Dataset records —
===

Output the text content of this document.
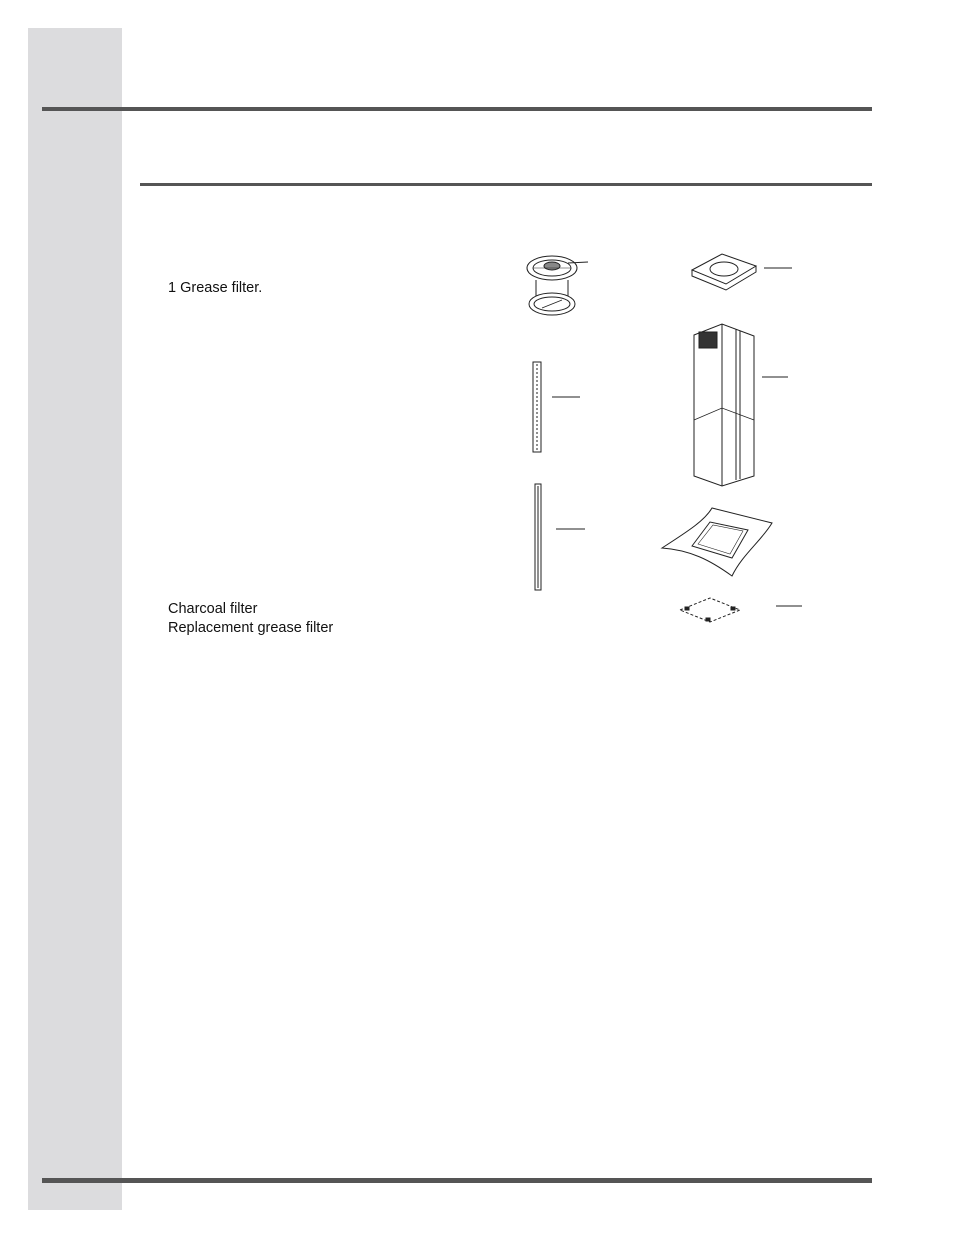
1 Grease filter.
Charcoal filter
Replacement grease filter
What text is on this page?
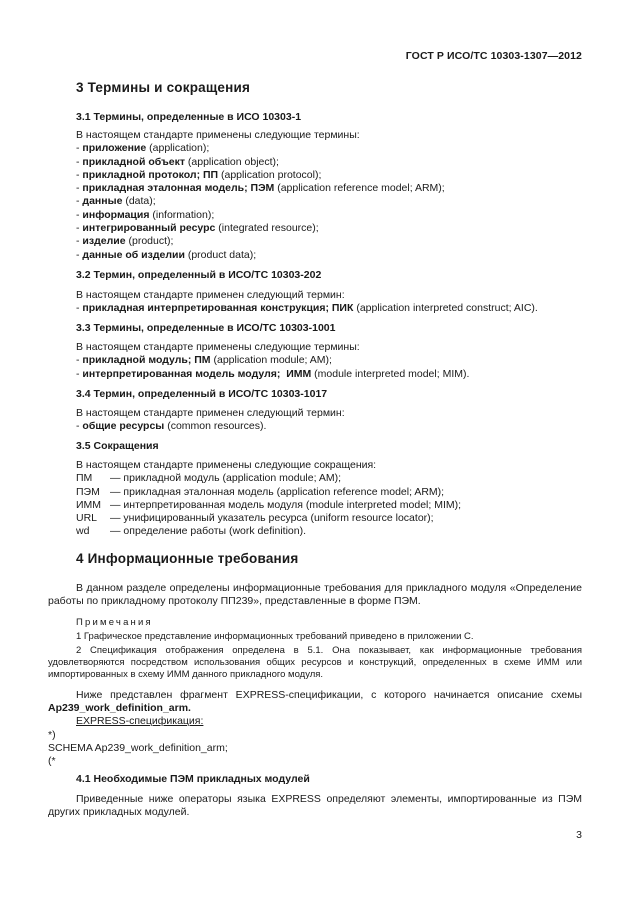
ГОСТ Р ИСО/ТС 10303-1307—2012
3 Термины и сокращения
3.1 Термины, определенные в ИСО 10303-1
В настоящем стандарте применены следующие термины:
- приложение (application);
- прикладной объект (application object);
- прикладной протокол; ПП (application protocol);
- прикладная эталонная модель; ПЭМ (application reference model; ARM);
- данные (data);
- информация (information);
- интегрированный ресурс (integrated resource);
- изделие (product);
- данные об изделии (product data);
3.2 Термин, определенный в ИСО/ТС 10303-202
В настоящем стандарте применен следующий термин:
- прикладная интерпретированная конструкция; ПИК (application interpreted construct; AIC).
3.3 Термины, определенные в ИСО/ТС 10303-1001
В настоящем стандарте применены следующие термины:
- прикладной модуль; ПМ (application module; AM);
- интерпретированная модель модуля;  ИММ (module interpreted model; MIM).
3.4 Термин, определенный в ИСО/ТС 10303-1017
В настоящем стандарте применен следующий термин:
- общие ресурсы (common resources).
3.5 Сокращения
В настоящем стандарте применены следующие сокращения:
ПМ	— прикладной модуль (application module; AM);
ПЭМ — прикладная эталонная модель (application reference model; ARM);
ИММ — интерпретированная модель модуля (module interpreted model; MIM);
URL	— унифицированный указатель ресурса (uniform resource locator);
wd	— определение работы (work definition).
4 Информационные требования
В данном разделе определены информационные требования для прикладного модуля «Определение работы по прикладному протоколу ПП239», представленные в форме ПЭМ.
Примечания
1 Графическое представление информационных требований приведено в приложении С.
2 Спецификация отображения определена в 5.1. Она показывает, как информационные требования удовлетворяются посредством использования общих ресурсов и конструкций, определенных в схеме ИММ или импортированных в схему ИММ данного прикладного модуля.
Ниже представлен фрагмент EXPRESS-спецификации, с которого начинается описание схемы Ap239_work_definition_arm.
EXPRESS-спецификация:
*)
SCHEMA Ap239_work_definition_arm;
(*
4.1 Необходимые ПЭМ прикладных модулей
Приведенные ниже операторы языка EXPRESS определяют элементы, импортированные из ПЭМ других прикладных модулей.
3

===

Problem details — Of the lines in the material, how many contain the word "эталонная"? Reply with the number and nothing else.

In response — 2